— START —

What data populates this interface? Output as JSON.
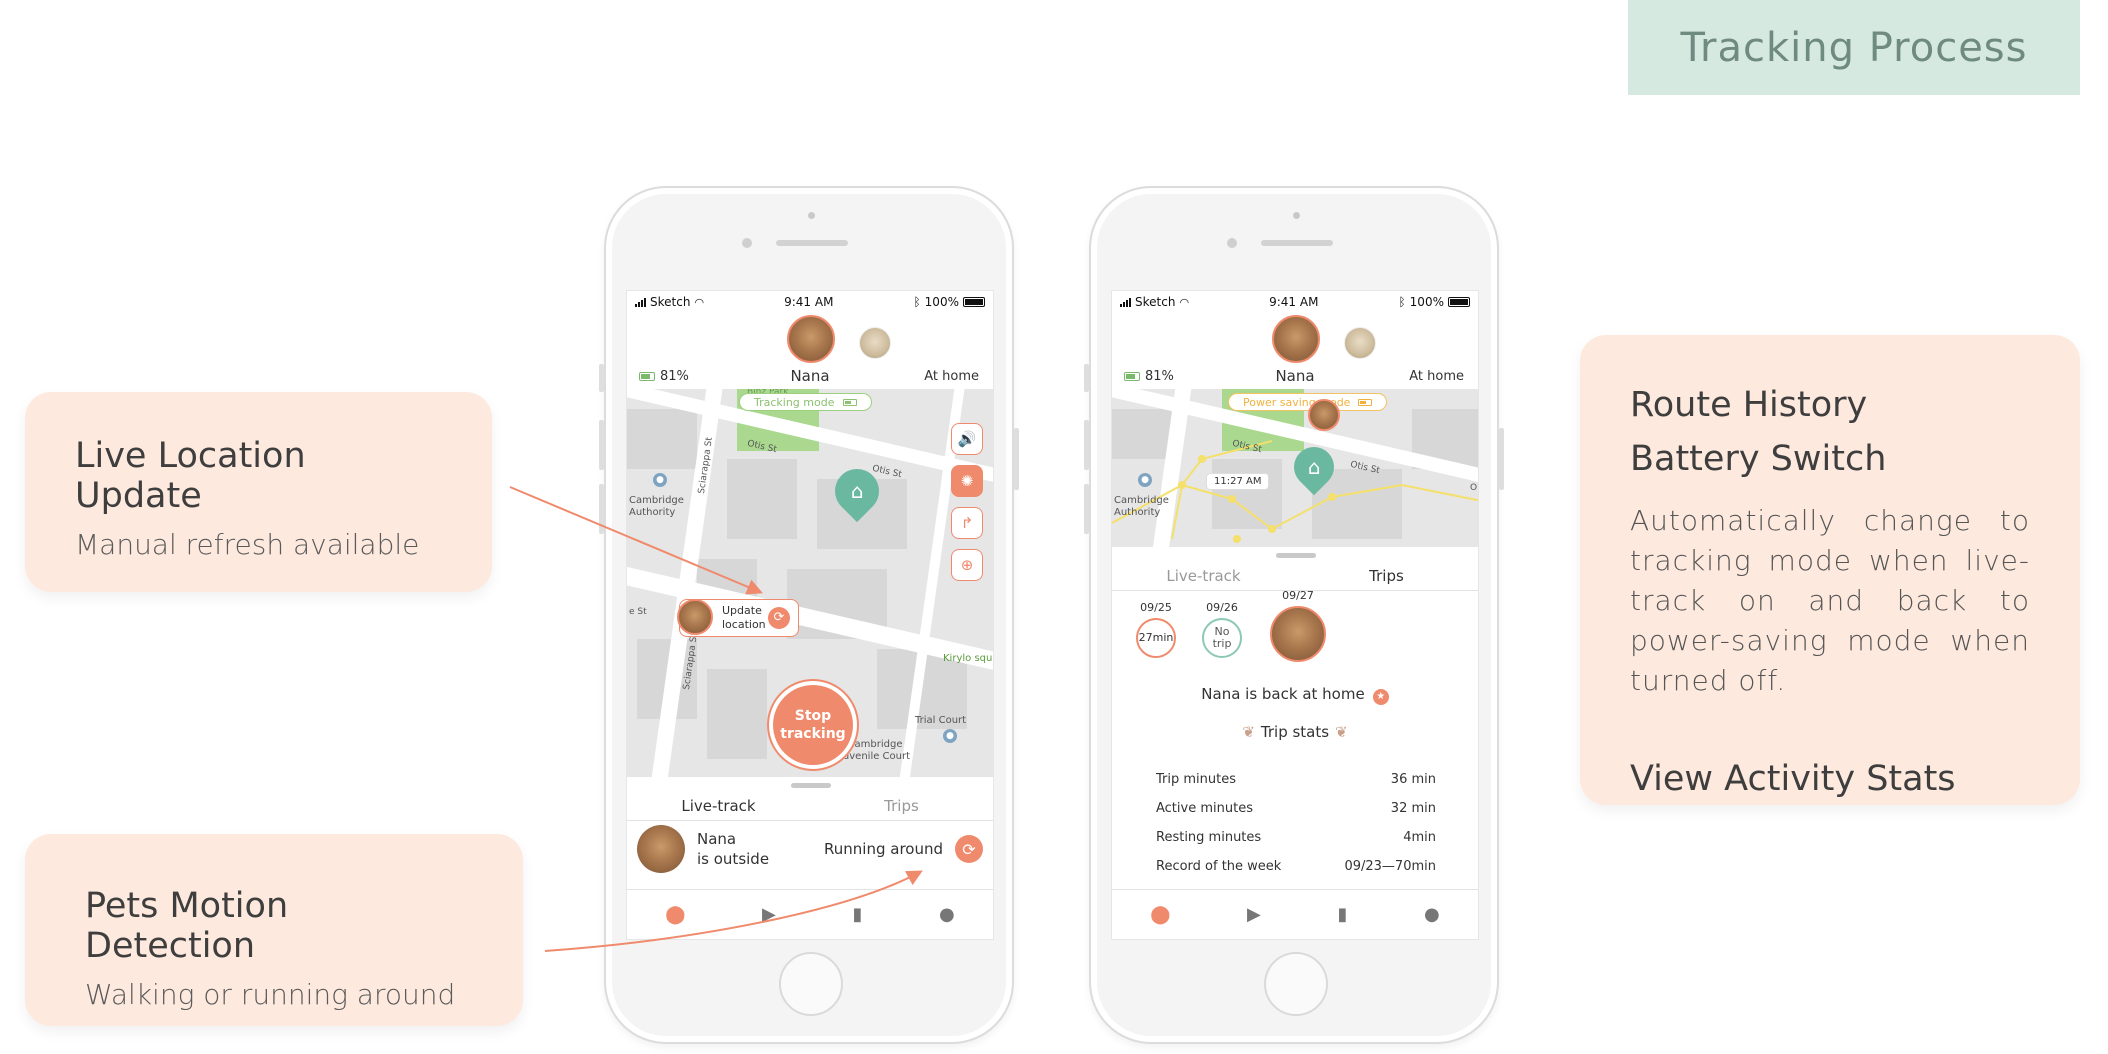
{
  "header": {
    "title": "Tracking Process"
  },
  "annotations": {
    "live_location": {
      "title": "Live Location Update",
      "subtitle": "Manual refresh available"
    },
    "motion": {
      "title": "Pets Motion Detection",
      "subtitle": "Walking or running around"
    },
    "route": {
      "title_1": "Route History",
      "title_2": "Battery Switch",
      "description": "Automatically change to tracking mode when live-track on and back to power-saving mode when turned off.",
      "title_3": "View Activity Stats"
    }
  },
  "status_bar": {
    "carrier": "Sketch",
    "time": "9:41 AM",
    "battery": "100%"
  },
  "pet": {
    "name": "Nana",
    "battery": "81%",
    "location_status": "At home"
  },
  "phone1": {
    "mode_pill": "Tracking mode",
    "update_location": "Update location",
    "stop_tracking": "Stop tracking",
    "streets": {
      "otis_1": "Otis St",
      "otis_2": "Otis St",
      "sciarappa_1": "Sciarappa St",
      "sciarappa_2": "Sciarappa St",
      "e_st": "e St",
      "kirylo": "Kirylo squ",
      "cambridge_auth": "Cambridge Authority",
      "trial_court": "Trial Court",
      "juvenile": "Cambridge Juvenile Court",
      "park": "Binz Park"
    },
    "tabs": {
      "live": "Live-track",
      "trips": "Trips"
    },
    "live_panel": {
      "name": "Nana",
      "location": "is outside",
      "activity": "Running around"
    }
  },
  "phone2": {
    "mode_pill": "Power saving mode",
    "time_label": "11:27 AM",
    "streets": {
      "otis_1": "Otis St",
      "otis_2": "Otis St",
      "cambridge_auth": "Cambridge Authority",
      "o": "O"
    },
    "tabs": {
      "live": "Live-track",
      "trips": "Trips"
    },
    "dates": [
      {
        "date": "09/25",
        "value": "27min"
      },
      {
        "date": "09/26",
        "value": "No trip"
      },
      {
        "date": "09/27",
        "value": ""
      }
    ],
    "back_home": "Nana is back at home",
    "trip_stats_title": "Trip stats",
    "stats": [
      {
        "label": "Trip minutes",
        "value": "36 min"
      },
      {
        "label": "Active minutes",
        "value": "32 min"
      },
      {
        "label": "Resting minutes",
        "value": "4min"
      },
      {
        "label": "Record of the week",
        "value": "09/23—70min"
      }
    ]
  },
  "nav_icons": [
    "location-icon",
    "video-icon",
    "stats-icon",
    "profile-icon"
  ],
  "colors": {
    "accent": "#f08a6c",
    "card_bg": "#fde9de",
    "header_bg": "#d6e9e1",
    "home_pin": "#6ab8a0",
    "tracking_green": "#8cc171",
    "power_yellow": "#f0b23f"
  }
}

— END —

Look through the material above. Copy each line where the word "minutes" appears.

ANSWER TO THIS EXERCISE.
        "label": "Trip minutes",
        "label": "Active minutes",
        "label": "Resting minutes",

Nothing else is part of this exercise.